- [Objective]: Copy out all of the data exactly as it appears.

Excerpts from a figure dataset

#####

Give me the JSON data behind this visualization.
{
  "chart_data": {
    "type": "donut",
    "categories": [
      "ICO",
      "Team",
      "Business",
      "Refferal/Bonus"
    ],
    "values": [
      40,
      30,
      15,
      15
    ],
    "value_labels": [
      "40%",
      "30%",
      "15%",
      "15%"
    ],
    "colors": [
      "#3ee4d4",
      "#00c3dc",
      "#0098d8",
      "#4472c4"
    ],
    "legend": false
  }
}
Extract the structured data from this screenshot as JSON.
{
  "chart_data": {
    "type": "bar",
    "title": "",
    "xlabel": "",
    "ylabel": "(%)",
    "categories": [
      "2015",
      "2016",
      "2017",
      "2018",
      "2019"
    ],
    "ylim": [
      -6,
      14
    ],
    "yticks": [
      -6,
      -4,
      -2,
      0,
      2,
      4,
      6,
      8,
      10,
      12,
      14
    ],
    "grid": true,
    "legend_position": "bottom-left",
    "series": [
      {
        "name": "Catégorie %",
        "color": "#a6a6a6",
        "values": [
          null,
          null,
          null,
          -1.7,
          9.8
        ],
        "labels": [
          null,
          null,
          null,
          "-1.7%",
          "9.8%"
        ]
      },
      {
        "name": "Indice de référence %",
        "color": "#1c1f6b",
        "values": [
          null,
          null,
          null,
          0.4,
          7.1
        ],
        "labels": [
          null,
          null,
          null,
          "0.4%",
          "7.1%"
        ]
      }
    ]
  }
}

#####

- [Complete output]:
Give me the JSON data behind this visualization.
{
  "chart_data": {
    "type": "donut",
    "categories": [
      "ICO",
      "Team",
      "Business",
      "Refferal/Bonus"
    ],
    "values": [
      40,
      30,
      15,
      15
    ],
    "value_labels": [
      "40%",
      "30%",
      "15%",
      "15%"
    ],
    "colors": [
      "#3ee4d4",
      "#00c3dc",
      "#0098d8",
      "#4472c4"
    ],
    "legend": false
  }
}
Extract the structured data from this screenshot as JSON.
{
  "chart_data": {
    "type": "bar",
    "title": "",
    "xlabel": "",
    "ylabel": "(%)",
    "categories": [
      "2015",
      "2016",
      "2017",
      "2018",
      "2019"
    ],
    "ylim": [
      -6,
      14
    ],
    "yticks": [
      -6,
      -4,
      -2,
      0,
      2,
      4,
      6,
      8,
      10,
      12,
      14
    ],
    "grid": true,
    "legend_position": "bottom-left",
    "series": [
      {
        "name": "Catégorie %",
        "color": "#a6a6a6",
        "values": [
          null,
          null,
          null,
          -1.7,
          9.8
        ],
        "labels": [
          null,
          null,
          null,
          "-1.7%",
          "9.8%"
        ]
      },
      {
        "name": "Indice de référence %",
        "color": "#1c1f6b",
        "values": [
          null,
          null,
          null,
          0.4,
          7.1
        ],
        "labels": [
          null,
          null,
          null,
          "0.4%",
          "7.1%"
        ]
      }
    ]
  }
}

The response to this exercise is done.